Return all of the entries exactly, with nothing added or left out.

The input:
--------

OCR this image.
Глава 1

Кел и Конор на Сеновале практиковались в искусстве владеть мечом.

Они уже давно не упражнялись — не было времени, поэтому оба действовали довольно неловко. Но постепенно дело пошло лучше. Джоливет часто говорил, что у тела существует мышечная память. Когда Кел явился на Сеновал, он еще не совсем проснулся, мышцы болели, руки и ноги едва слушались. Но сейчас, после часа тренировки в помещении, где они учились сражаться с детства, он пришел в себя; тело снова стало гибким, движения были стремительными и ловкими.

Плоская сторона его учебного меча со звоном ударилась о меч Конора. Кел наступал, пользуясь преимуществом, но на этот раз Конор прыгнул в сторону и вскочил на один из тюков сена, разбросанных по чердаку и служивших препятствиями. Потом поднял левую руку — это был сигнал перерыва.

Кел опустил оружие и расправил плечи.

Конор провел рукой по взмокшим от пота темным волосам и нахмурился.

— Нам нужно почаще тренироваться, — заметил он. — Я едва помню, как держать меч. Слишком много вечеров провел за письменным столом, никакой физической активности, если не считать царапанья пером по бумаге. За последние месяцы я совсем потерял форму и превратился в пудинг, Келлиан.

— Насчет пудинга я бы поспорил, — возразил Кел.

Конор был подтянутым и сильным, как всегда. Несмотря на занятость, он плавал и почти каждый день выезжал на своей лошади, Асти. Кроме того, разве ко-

--------

Solution to this task:
OCR this image.
Глава 1

Кел и Конор на Сеновале практиковались в искусстве владеть мечом.

Они уже давно не упражнялись — не было времени, поэтому оба действовали довольно неловко. Но постепенно дело пошло лучше. Джоливет часто говорил, что у тела существует мышечная память. Когда Кел явился на Сеновал, он еще не совсем проснулся, мышцы болели, руки и ноги едва слушались. Но сейчас, после часа тренировки в помещении, где они учились сражаться с детства, он пришел в себя; тело снова стало гибким, движения были стремительными и ловкими.

Плоская сторона его учебного меча со звоном ударилась о меч Конора. Кел наступал, пользуясь преимуществом, но на этот раз Конор прыгнул в сторону и вскочил на один из тюков сена, разбросанных по чердаку и служивших препятствиями. Потом поднял левую руку — это был сигнал перерыва.

Кел опустил оружие и расправил плечи.

Конор провел рукой по взмокшим от пота темным волосам и нахмурился.

— Нам нужно почаще тренироваться, — заметил он. — Я едва помню, как держать меч. Слишком много вечеров провел за письменным столом, никакой физической активности, если не считать царапанья пером по бумаге. За последние месяцы я совсем потерял форму и превратился в пудинг, Келлиан.

— Насчет пудинга я бы поспорил, — возразил Кел.

Конор был подтянутым и сильным, как всегда. Несмотря на занятость, он плавал и почти каждый день выезжал на своей лошади, Асти. Кроме того, разве ко-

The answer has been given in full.